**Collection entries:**
########################################

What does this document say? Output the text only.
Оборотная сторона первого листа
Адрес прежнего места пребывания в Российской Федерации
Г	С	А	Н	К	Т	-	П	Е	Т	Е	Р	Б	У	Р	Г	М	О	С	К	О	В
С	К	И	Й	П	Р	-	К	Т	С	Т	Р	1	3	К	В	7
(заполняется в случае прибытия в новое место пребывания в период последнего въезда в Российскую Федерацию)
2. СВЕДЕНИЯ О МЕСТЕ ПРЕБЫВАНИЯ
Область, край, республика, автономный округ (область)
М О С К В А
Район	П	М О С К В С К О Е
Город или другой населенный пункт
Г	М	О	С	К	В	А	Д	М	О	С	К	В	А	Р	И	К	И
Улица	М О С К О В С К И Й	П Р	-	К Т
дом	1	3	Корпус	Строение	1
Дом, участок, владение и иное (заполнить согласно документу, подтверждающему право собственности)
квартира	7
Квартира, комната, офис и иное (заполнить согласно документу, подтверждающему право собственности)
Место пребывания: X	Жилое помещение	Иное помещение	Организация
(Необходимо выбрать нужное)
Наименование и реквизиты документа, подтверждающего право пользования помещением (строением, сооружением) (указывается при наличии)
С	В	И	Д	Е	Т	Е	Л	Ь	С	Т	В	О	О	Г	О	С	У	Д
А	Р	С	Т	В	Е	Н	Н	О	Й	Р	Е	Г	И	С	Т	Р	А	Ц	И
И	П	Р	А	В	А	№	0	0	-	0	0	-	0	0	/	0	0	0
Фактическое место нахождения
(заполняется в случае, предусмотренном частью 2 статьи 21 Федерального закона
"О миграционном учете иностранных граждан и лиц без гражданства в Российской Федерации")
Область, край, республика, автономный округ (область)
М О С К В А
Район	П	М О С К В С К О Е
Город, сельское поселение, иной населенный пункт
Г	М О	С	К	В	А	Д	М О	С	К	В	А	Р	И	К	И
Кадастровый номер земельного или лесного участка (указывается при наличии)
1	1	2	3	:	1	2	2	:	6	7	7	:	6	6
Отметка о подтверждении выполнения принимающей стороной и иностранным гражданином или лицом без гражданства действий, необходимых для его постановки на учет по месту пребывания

########################################

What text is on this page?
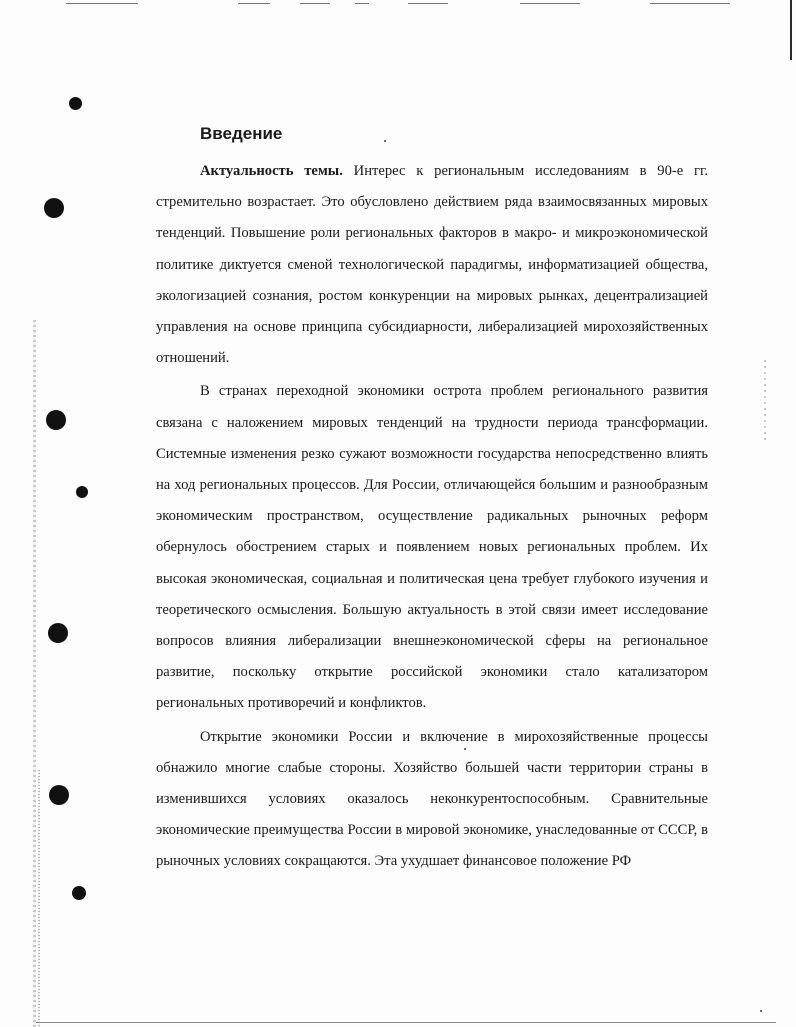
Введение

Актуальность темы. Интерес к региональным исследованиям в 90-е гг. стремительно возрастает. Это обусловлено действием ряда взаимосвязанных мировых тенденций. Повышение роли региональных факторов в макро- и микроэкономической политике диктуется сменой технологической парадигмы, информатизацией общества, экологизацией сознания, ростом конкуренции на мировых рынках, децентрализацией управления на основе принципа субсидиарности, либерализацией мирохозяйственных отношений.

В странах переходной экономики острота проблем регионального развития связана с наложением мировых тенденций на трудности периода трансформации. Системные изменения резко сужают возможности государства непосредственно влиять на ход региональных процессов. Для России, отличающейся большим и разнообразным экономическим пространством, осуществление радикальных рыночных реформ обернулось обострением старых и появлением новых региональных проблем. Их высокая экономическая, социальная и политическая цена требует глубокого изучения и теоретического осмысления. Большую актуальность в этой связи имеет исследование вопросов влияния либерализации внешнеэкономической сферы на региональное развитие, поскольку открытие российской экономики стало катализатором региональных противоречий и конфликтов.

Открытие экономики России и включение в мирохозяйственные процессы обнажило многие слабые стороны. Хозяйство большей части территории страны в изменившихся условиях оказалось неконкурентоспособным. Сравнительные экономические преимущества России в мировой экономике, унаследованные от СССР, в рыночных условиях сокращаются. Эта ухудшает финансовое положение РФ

########################################

**To do:**
Count every line of the records that holds the string "пункт". Write only the total.

**Result for this exercise:**
2